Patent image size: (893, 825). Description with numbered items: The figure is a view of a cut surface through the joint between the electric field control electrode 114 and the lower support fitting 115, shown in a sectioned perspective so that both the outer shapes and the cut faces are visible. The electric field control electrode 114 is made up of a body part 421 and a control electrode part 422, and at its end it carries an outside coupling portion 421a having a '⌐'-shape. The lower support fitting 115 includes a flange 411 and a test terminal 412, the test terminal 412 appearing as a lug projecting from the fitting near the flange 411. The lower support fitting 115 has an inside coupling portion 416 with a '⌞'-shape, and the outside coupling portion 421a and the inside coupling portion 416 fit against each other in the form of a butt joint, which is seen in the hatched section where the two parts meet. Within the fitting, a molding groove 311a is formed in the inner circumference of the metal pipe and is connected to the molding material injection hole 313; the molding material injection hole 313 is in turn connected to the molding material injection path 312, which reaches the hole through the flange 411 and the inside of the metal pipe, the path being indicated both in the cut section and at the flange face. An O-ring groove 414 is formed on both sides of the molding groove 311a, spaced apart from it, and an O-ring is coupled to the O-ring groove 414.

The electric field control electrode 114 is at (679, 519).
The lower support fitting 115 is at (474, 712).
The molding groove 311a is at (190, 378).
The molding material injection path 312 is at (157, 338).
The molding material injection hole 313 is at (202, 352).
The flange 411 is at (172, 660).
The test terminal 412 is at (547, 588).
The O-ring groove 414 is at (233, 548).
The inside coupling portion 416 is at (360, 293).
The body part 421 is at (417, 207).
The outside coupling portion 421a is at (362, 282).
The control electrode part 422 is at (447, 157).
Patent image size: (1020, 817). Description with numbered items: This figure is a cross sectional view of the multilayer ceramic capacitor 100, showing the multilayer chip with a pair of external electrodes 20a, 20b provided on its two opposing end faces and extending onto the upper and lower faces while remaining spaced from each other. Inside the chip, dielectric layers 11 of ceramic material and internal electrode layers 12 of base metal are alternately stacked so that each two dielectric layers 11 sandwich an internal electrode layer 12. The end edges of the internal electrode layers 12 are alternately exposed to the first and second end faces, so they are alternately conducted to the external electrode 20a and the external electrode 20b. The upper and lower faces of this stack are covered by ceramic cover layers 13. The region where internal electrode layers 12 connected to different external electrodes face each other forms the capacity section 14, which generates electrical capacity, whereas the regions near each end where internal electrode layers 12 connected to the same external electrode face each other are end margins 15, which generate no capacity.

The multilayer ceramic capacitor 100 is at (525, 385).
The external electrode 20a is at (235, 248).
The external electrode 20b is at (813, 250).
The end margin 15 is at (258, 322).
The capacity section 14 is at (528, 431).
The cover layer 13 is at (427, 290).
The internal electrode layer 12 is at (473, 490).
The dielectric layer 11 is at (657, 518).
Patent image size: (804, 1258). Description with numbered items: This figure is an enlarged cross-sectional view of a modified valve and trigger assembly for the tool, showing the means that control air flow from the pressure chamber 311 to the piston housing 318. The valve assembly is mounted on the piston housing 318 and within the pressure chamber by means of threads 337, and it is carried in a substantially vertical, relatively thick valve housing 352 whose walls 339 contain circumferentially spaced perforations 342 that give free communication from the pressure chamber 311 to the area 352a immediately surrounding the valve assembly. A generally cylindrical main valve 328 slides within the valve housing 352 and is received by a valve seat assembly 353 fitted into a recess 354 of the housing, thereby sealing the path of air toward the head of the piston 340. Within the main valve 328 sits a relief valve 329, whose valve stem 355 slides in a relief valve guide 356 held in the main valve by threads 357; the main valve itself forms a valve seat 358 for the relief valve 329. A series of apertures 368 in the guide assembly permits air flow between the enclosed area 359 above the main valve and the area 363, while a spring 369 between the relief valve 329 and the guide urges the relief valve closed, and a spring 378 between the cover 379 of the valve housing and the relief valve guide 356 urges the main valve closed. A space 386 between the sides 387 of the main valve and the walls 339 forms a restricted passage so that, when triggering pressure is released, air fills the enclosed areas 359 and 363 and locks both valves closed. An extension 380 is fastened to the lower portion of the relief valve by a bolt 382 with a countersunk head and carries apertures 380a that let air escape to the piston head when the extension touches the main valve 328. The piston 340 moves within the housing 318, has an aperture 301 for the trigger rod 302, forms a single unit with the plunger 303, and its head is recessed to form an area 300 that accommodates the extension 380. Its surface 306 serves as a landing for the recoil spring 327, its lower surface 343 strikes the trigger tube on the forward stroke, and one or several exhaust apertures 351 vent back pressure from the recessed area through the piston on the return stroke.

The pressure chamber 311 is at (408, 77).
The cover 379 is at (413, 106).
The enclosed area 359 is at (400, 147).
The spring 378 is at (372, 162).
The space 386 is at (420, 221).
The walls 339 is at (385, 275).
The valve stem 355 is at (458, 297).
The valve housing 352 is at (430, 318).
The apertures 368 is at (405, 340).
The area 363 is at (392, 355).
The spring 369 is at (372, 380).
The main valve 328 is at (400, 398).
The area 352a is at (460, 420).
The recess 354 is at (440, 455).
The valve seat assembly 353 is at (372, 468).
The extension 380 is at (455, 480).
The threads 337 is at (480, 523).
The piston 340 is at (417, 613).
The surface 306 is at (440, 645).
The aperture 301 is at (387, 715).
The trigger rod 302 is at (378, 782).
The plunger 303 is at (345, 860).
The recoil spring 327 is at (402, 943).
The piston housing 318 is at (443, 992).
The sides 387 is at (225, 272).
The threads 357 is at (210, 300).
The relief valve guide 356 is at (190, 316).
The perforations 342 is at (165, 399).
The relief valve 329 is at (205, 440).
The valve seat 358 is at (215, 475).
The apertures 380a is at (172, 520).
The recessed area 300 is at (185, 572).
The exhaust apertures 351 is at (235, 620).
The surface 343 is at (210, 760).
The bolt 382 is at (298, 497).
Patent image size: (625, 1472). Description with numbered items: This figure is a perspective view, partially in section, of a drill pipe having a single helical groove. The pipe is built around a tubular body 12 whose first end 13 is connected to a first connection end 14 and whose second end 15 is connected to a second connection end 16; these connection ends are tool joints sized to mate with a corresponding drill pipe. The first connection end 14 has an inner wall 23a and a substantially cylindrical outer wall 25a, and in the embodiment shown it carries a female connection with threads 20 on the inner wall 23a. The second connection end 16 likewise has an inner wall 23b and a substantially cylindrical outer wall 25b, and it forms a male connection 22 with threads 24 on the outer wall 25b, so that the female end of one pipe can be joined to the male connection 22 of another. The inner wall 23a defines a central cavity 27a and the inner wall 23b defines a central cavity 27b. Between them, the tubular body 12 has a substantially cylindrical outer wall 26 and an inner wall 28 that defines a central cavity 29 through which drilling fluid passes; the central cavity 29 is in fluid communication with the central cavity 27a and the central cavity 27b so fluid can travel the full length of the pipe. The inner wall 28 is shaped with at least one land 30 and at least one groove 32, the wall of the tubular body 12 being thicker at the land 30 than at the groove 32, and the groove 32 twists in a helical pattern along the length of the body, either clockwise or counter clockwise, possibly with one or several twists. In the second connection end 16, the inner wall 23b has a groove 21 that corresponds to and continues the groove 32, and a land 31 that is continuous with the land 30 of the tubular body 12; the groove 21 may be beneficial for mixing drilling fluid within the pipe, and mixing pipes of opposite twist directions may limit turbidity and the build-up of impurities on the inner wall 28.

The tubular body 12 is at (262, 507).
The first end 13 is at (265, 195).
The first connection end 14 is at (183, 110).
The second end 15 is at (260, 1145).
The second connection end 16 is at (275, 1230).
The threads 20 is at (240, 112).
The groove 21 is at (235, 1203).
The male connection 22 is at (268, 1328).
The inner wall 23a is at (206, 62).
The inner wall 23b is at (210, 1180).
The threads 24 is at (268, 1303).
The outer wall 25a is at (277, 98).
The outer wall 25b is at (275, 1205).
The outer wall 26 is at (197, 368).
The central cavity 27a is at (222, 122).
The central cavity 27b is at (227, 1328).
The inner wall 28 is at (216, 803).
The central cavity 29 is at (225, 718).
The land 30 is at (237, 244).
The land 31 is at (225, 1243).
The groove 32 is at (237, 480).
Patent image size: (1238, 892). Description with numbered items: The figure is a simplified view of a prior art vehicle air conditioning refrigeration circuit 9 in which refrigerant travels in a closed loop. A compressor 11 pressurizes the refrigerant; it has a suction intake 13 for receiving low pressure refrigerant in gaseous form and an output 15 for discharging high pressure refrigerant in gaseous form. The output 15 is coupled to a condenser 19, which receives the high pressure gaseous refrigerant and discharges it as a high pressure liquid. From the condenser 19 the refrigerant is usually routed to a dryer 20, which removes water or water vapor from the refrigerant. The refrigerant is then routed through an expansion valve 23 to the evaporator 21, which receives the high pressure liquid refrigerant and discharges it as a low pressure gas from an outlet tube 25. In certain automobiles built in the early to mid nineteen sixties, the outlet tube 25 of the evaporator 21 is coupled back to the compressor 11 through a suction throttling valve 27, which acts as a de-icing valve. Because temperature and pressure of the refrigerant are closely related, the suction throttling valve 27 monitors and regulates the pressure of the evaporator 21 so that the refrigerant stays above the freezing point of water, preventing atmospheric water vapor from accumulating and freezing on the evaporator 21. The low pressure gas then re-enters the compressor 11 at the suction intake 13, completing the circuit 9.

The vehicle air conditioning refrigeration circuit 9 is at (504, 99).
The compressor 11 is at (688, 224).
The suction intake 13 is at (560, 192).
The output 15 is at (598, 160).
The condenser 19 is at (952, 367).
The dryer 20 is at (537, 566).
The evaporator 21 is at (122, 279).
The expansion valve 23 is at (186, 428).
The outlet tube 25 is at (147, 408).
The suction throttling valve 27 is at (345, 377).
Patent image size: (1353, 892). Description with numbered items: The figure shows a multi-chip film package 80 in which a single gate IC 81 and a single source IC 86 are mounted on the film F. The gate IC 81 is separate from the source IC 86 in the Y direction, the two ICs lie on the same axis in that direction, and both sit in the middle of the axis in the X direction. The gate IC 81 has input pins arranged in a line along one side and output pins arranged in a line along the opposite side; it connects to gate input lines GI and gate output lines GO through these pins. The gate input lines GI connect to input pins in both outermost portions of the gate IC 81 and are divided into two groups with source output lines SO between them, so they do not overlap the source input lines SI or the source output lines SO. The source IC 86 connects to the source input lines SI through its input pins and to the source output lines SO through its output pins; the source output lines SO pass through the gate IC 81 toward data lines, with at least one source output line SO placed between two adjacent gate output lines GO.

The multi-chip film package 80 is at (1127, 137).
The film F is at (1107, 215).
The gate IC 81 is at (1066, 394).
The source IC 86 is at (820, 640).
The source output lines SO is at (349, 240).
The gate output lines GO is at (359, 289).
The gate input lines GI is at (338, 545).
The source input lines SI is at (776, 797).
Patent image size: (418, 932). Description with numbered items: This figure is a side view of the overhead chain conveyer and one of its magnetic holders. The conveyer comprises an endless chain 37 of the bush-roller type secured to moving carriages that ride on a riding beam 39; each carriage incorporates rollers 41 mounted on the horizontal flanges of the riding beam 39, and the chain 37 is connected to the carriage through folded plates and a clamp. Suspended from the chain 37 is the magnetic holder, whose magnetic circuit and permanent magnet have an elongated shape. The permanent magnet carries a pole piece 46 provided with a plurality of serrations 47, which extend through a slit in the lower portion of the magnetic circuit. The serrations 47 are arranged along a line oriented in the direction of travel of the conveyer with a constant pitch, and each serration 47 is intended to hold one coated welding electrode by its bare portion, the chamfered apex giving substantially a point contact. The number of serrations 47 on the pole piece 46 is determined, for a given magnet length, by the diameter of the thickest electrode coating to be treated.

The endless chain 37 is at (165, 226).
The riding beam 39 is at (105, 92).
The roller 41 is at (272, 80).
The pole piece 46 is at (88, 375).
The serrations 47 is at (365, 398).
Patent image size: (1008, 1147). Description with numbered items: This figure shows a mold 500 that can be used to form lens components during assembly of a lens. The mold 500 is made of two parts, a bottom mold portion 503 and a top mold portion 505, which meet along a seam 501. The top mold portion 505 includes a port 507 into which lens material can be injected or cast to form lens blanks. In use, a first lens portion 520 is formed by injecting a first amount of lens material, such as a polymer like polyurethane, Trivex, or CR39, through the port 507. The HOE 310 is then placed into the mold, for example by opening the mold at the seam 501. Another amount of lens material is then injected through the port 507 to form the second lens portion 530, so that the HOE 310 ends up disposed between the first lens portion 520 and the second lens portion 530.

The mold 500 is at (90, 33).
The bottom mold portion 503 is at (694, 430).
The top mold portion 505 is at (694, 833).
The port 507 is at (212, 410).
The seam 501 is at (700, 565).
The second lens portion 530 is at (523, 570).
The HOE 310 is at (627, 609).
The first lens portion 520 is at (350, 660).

^^^^

▶ Task: Change "gate output lines" to "gate signal lines" in the lines between the one holding "Patent image size: (1353, 892)." and the one holding "The multi-chip film", inclusive, and give back only those lines with nothing else altered.

▶ Exercise result:
Patent image size: (1353, 892). Description with numbered items: The figure shows a multi-chip film package 80 in which a single gate IC 81 and a single source IC 86 are mounted on the film F. The gate IC 81 is separate from the source IC 86 in the Y direction, the two ICs lie on the same axis in that direction, and both sit in the middle of the axis in the X direction. The gate IC 81 has input pins arranged in a line along one side and output pins arranged in a line along the opposite side; it connects to gate input lines GI and gate signal lines GO through these pins. The gate input lines GI connect to input pins in both outermost portions of the gate IC 81 and are divided into two groups with source output lines SO between them, so they do not overlap the source input lines SI or the source output lines SO. The source IC 86 connects to the source input lines SI through its input pins and to the source output lines SO through its output pins; the source output lines SO pass through the gate IC 81 toward data lines, with at least one source output line SO placed between two adjacent gate signal lines GO.

The multi-chip film package 80 is at (1127, 137).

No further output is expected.